__Short task__: Reproduce the records below in full and word for word, excluding pictures.

Data records:
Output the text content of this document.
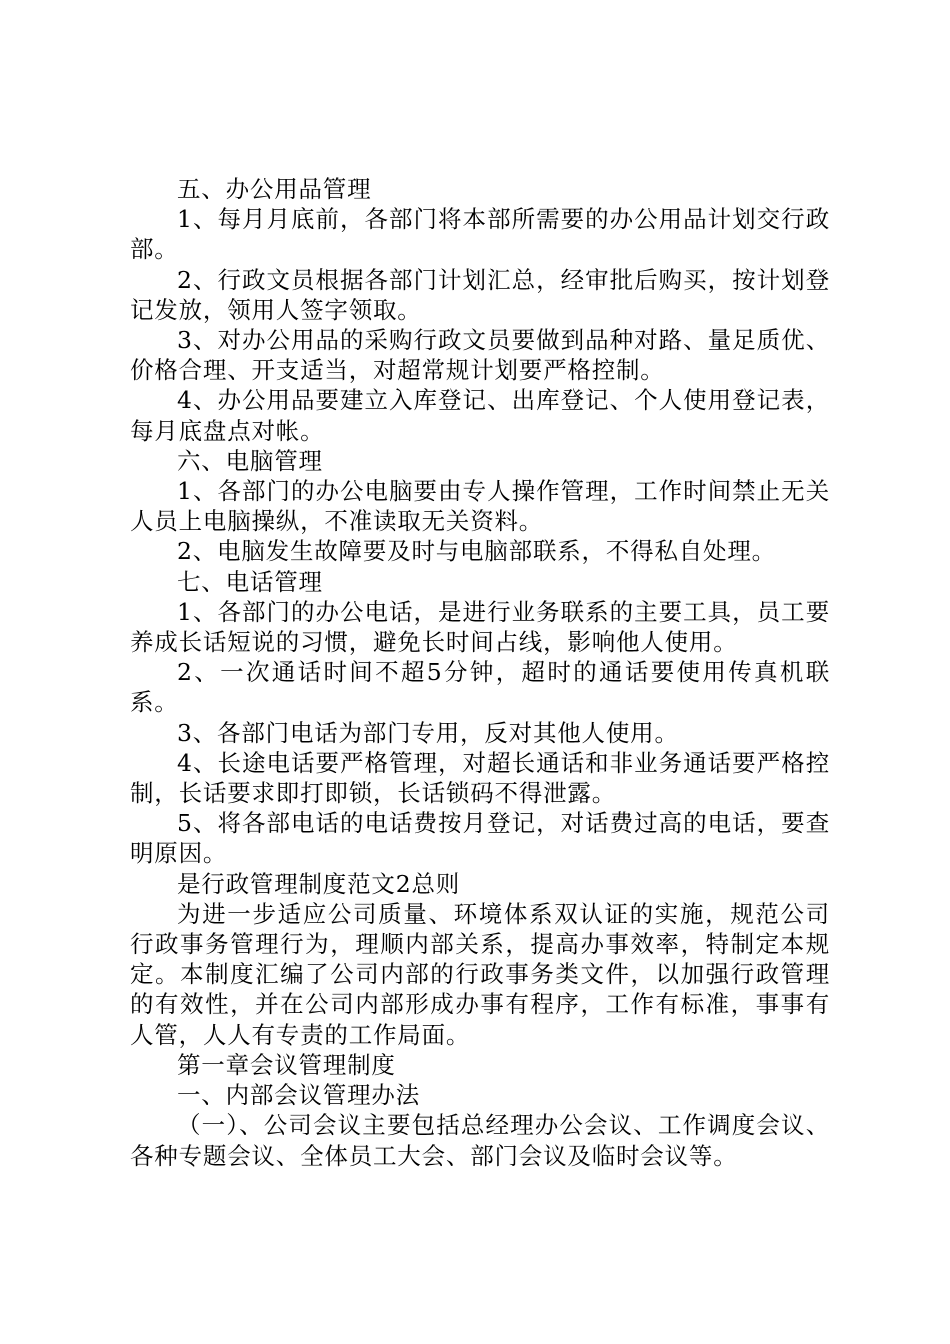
五、办公用品管理

1、每月月底前，各部门将本部所需要的办公用品计划交行政部。

2、行政文员根据各部门计划汇总，经审批后购买，按计划登记发放，领用人签字领取。

3、对办公用品的采购行政文员要做到品种对路、量足质优、价格合理、开支适当，对超常规计划要严格控制。

4、办公用品要建立入库登记、出库登记、个人使用登记表，每月底盘点对帐。

六、电脑管理

1、各部门的办公电脑要由专人操作管理，工作时间禁止无关人员上电脑操纵，不准读取无关资料。

2、电脑发生故障要及时与电脑部联系，不得私自处理。

七、电话管理

1、各部门的办公电话，是进行业务联系的主要工具，员工要养成长话短说的习惯，避免长时间占线，影响他人使用。

2、一次通话时间不超5分钟，超时的通话要使用传真机联系。

3、各部门电话为部门专用，反对其他人使用。

4、长途电话要严格管理，对超长通话和非业务通话要严格控制，长话要求即打即锁，长话锁码不得泄露。

5、将各部电话的电话费按月登记，对话费过高的电话，要查明原因。

是行政管理制度范文2总则

为进一步适应公司质量、环境体系双认证的实施，规范公司行政事务管理行为，理顺内部关系，提高办事效率，特制定本规定。本制度汇编了公司内部的行政事务类文件，以加强行政管理的有效性，并在公司内部形成办事有程序，工作有标准，事事有人管，人人有专责的工作局面。

第一章会议管理制度

一、内部会议管理办法

（一）、公司会议主要包括总经理办公会议、工作调度会议、各种专题会议、全体员工大会、部门会议及临时会议等。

__Output of the exercise__:
Output the text content of this document.
五、办公用品管理

1、每月月底前，各部门将本部所需要的办公用品计划交行政部。

2、行政文员根据各部门计划汇总，经审批后购买，按计划登记发放，领用人签字领取。

3、对办公用品的采购行政文员要做到品种对路、量足质优、价格合理、开支适当，对超常规计划要严格控制。

4、办公用品要建立入库登记、出库登记、个人使用登记表，每月底盘点对帐。

六、电脑管理

1、各部门的办公电脑要由专人操作管理，工作时间禁止无关人员上电脑操纵，不准读取无关资料。

2、电脑发生故障要及时与电脑部联系，不得私自处理。

七、电话管理

1、各部门的办公电话，是进行业务联系的主要工具，员工要养成长话短说的习惯，避免长时间占线，影响他人使用。

2、一次通话时间不超5分钟，超时的通话要使用传真机联系。

3、各部门电话为部门专用，反对其他人使用。

4、长途电话要严格管理，对超长通话和非业务通话要严格控制，长话要求即打即锁，长话锁码不得泄露。

5、将各部电话的电话费按月登记，对话费过高的电话，要查明原因。

是行政管理制度范文2总则

为进一步适应公司质量、环境体系双认证的实施，规范公司行政事务管理行为，理顺内部关系，提高办事效率，特制定本规定。本制度汇编了公司内部的行政事务类文件，以加强行政管理的有效性，并在公司内部形成办事有程序，工作有标准，事事有人管，人人有专责的工作局面。

第一章会议管理制度

一、内部会议管理办法

（一）、公司会议主要包括总经理办公会议、工作调度会议、各种专题会议、全体员工大会、部门会议及临时会议等。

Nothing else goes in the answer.